Listing:
□ □ □ □ □
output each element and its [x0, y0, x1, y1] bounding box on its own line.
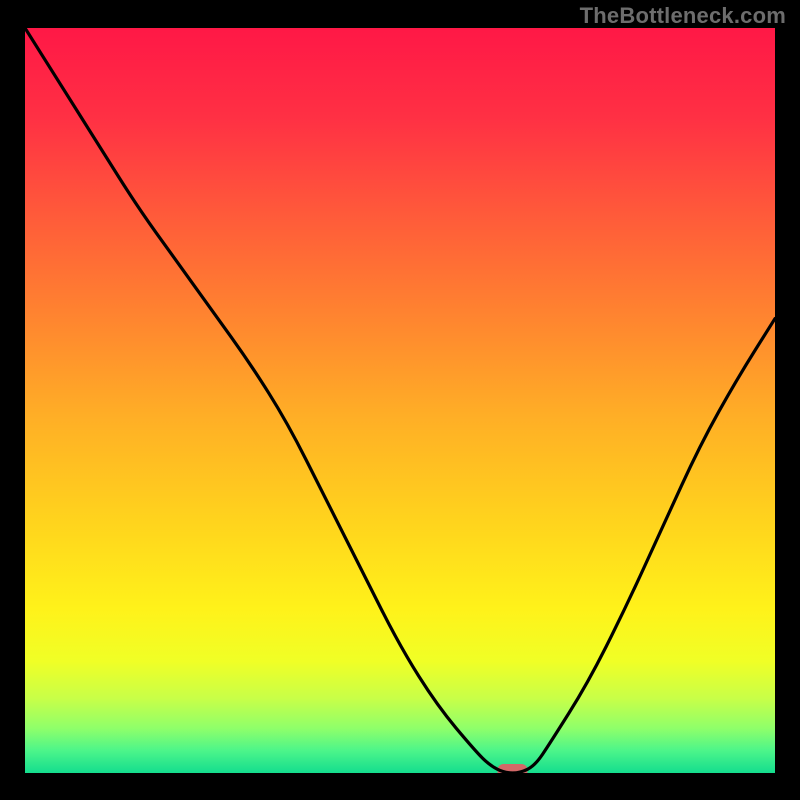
watermark-label: TheBottleneck.com [580, 3, 786, 29]
gradient-rect [25, 28, 775, 773]
chart-svg [25, 28, 775, 773]
plot-area [25, 28, 775, 773]
chart-stage: TheBottleneck.com [0, 0, 800, 800]
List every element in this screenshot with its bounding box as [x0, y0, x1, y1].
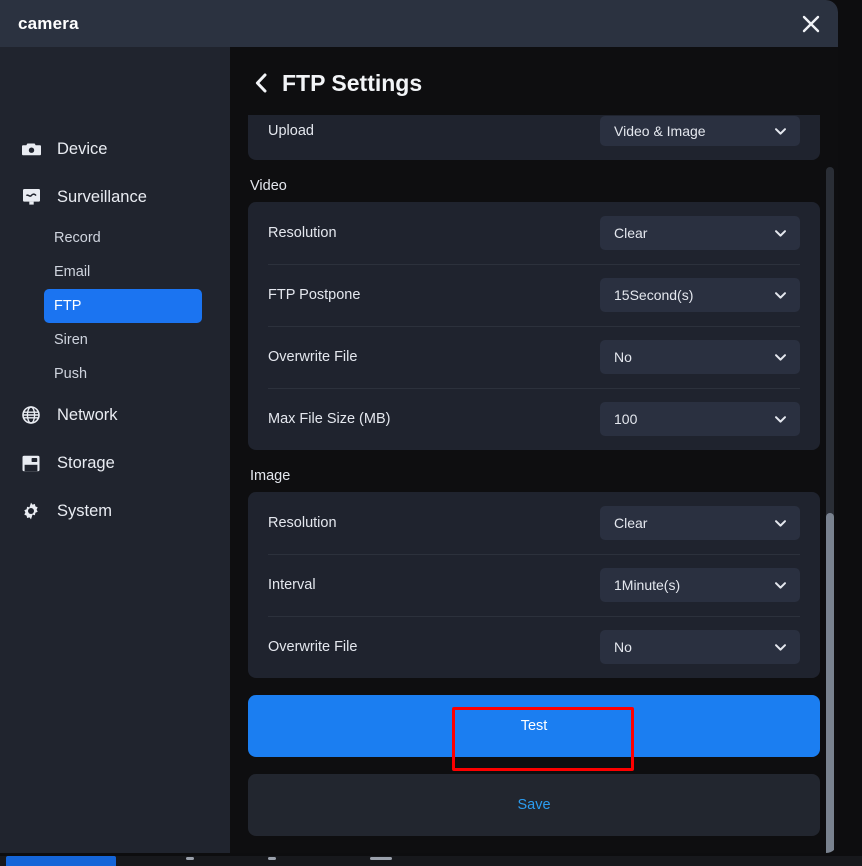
- title-bar: camera: [0, 0, 838, 47]
- select-value: 100: [614, 411, 638, 427]
- video-card: Resolution Clear FTP Postpone 15Second(s…: [248, 202, 820, 450]
- section-title-video: Video: [250, 178, 287, 194]
- page-header: FTP Settings: [230, 47, 838, 119]
- globe-icon: [22, 405, 46, 425]
- row-label: Interval: [268, 577, 316, 593]
- row-label: Resolution: [268, 515, 337, 531]
- test-button[interactable]: Test: [248, 695, 820, 757]
- setting-row-max-file-size: Max File Size (MB) 100: [268, 388, 800, 450]
- sidebar-nav: Device Surveillance Record Email FTP Sir…: [0, 47, 230, 535]
- upload-card: Upload Video & Image: [248, 115, 820, 160]
- gear-icon: [22, 501, 46, 521]
- settings-scroll-area: Upload Video & Image Video Resolution Cl…: [230, 115, 838, 836]
- monitor-icon: [22, 187, 46, 207]
- select-value: 15Second(s): [614, 287, 694, 303]
- image-resolution-select[interactable]: Clear: [600, 506, 800, 540]
- select-value: No: [614, 639, 632, 655]
- sidebar-item-siren[interactable]: Siren: [44, 323, 202, 357]
- chevron-down-icon: [774, 579, 787, 592]
- taskbar-item[interactable]: [268, 857, 276, 860]
- select-value: No: [614, 349, 632, 365]
- row-label: FTP Postpone: [268, 287, 361, 303]
- sidebar-item-label: Network: [57, 405, 118, 424]
- chevron-down-icon: [774, 227, 787, 240]
- row-label: Overwrite File: [268, 639, 358, 655]
- chevron-down-icon: [774, 641, 787, 654]
- sidebar-item-label: Email: [54, 264, 91, 280]
- setting-row-interval: Interval 1Minute(s): [268, 554, 800, 616]
- setting-row-upload: Upload Video & Image: [268, 115, 800, 147]
- sidebar-item-label: Surveillance: [57, 187, 147, 206]
- image-overwrite-file-select[interactable]: No: [600, 630, 800, 664]
- setting-row-image-overwrite-file: Overwrite File No: [268, 616, 800, 678]
- ftp-postpone-select[interactable]: 15Second(s): [600, 278, 800, 312]
- content-panel: FTP Settings Upload Video & Image Video …: [230, 47, 838, 853]
- image-card: Resolution Clear Interval 1Minute(s) Ove…: [248, 492, 820, 678]
- camera-icon: [22, 139, 46, 159]
- setting-row-video-resolution: Resolution Clear: [268, 202, 800, 264]
- upload-select[interactable]: Video & Image: [600, 116, 800, 146]
- sidebar-item-label: Storage: [57, 453, 115, 472]
- video-resolution-select[interactable]: Clear: [600, 216, 800, 250]
- desktop-taskbar: [0, 856, 862, 866]
- select-value: 1Minute(s): [614, 577, 681, 593]
- sidebar-item-email[interactable]: Email: [44, 255, 202, 289]
- sidebar-item-record[interactable]: Record: [44, 221, 202, 255]
- sidebar-item-network[interactable]: Network: [0, 391, 230, 439]
- sidebar-item-push[interactable]: Push: [44, 357, 202, 391]
- chevron-down-icon: [774, 517, 787, 530]
- save-button[interactable]: Save: [248, 774, 820, 836]
- scrollbar-thumb[interactable]: [826, 513, 834, 853]
- close-button[interactable]: [784, 0, 838, 47]
- floppy-disk-icon: [22, 453, 46, 473]
- sidebar-item-ftp[interactable]: FTP: [44, 289, 202, 323]
- app-title: camera: [18, 13, 79, 33]
- sidebar-item-system[interactable]: System: [0, 487, 230, 535]
- row-label: Max File Size (MB): [268, 411, 391, 427]
- sidebar-item-label: FTP: [54, 298, 82, 314]
- video-overwrite-file-select[interactable]: No: [600, 340, 800, 374]
- camera-app-window: camera Device Surveillance Record Email …: [0, 0, 838, 853]
- setting-row-image-resolution: Resolution Clear: [268, 492, 800, 554]
- chevron-down-icon: [774, 351, 787, 364]
- select-value: Video & Image: [614, 123, 706, 139]
- section-title-image: Image: [250, 468, 291, 484]
- sidebar: Device Surveillance Record Email FTP Sir…: [0, 47, 230, 853]
- chevron-down-icon: [774, 125, 787, 138]
- row-label: Overwrite File: [268, 349, 358, 365]
- sidebar-item-storage[interactable]: Storage: [0, 439, 230, 487]
- sidebar-item-label: Siren: [54, 332, 88, 348]
- row-label: Resolution: [268, 225, 337, 241]
- sidebar-item-label: Device: [57, 139, 108, 158]
- taskbar-active-window[interactable]: [6, 856, 116, 866]
- sidebar-item-device[interactable]: Device: [0, 125, 230, 173]
- setting-row-ftp-postpone: FTP Postpone 15Second(s): [268, 264, 800, 326]
- page-title: FTP Settings: [282, 69, 423, 96]
- setting-row-video-overwrite-file: Overwrite File No: [268, 326, 800, 388]
- save-button-label: Save: [517, 797, 551, 813]
- sidebar-item-label: Record: [54, 230, 101, 246]
- chevron-down-icon: [774, 289, 787, 302]
- select-value: Clear: [614, 225, 648, 241]
- row-label: Upload: [268, 123, 314, 139]
- close-icon: [800, 13, 822, 35]
- chevron-left-icon[interactable]: [250, 71, 270, 95]
- test-button-label: Test: [520, 718, 548, 734]
- select-value: Clear: [614, 515, 648, 531]
- chevron-down-icon: [774, 413, 787, 426]
- taskbar-item[interactable]: [370, 857, 392, 860]
- sidebar-item-label: System: [57, 501, 113, 520]
- max-file-size-select[interactable]: 100: [600, 402, 800, 436]
- taskbar-item[interactable]: [186, 857, 194, 860]
- interval-select[interactable]: 1Minute(s): [600, 568, 800, 602]
- sidebar-item-label: Push: [54, 366, 88, 382]
- screen: camera Device Surveillance Record Email …: [0, 0, 862, 866]
- sidebar-item-surveillance[interactable]: Surveillance: [0, 173, 230, 221]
□ □ □ □ □
Work instructions: Copy out each line of the records above that contains the string "chart". Only matches with the same upper and lower case count.

Result of the exercise:
chart-svg [25, 28, 775, 773]
chart-stage: TheBottleneck.com [0, 0, 800, 800]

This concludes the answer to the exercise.